» Exercise task: Transcribe the listing below word for word.

** Begin Data listing **

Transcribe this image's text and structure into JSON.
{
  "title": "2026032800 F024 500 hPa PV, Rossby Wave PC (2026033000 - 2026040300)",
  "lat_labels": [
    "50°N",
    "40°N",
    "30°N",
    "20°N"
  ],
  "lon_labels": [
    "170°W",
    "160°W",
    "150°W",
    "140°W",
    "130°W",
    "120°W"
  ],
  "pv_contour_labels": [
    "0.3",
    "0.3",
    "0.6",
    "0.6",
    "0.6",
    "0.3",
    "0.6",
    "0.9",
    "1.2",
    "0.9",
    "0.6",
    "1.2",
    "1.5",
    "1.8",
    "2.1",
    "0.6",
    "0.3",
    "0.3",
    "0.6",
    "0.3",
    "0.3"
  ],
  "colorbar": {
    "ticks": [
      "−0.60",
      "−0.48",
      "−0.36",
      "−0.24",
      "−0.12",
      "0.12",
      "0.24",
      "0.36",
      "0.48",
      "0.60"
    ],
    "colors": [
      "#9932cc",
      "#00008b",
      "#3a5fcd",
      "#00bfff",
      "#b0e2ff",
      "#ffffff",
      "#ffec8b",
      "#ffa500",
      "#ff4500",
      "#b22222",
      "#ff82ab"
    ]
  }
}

** End Data listing **

» Solution:
Transcribe this image's text and structure into JSON.
{
  "title": "2026032800 F024 500 hPa PV, Rossby Wave PC (2026033000 - 2026040300)",
  "lat_labels": [
    "50°N",
    "40°N",
    "30°N",
    "20°N"
  ],
  "lon_labels": [
    "170°W",
    "160°W",
    "150°W",
    "140°W",
    "130°W",
    "120°W"
  ],
  "pv_contour_labels": [
    "0.3",
    "0.3",
    "0.6",
    "0.6",
    "0.6",
    "0.3",
    "0.6",
    "0.9",
    "1.2",
    "0.9",
    "0.6",
    "1.2",
    "1.5",
    "1.8",
    "2.1",
    "0.6",
    "0.3",
    "0.3",
    "0.6",
    "0.3",
    "0.3"
  ],
  "colorbar": {
    "ticks": [
      "−0.60",
      "−0.48",
      "−0.36",
      "−0.24",
      "−0.12",
      "0.12",
      "0.24",
      "0.36",
      "0.48",
      "0.60"
    ],
    "colors": [
      "#9932cc",
      "#00008b",
      "#3a5fcd",
      "#00bfff",
      "#b0e2ff",
      "#ffffff",
      "#ffec8b",
      "#ffa500",
      "#ff4500",
      "#b22222",
      "#ff82ab"
    ]
  }
}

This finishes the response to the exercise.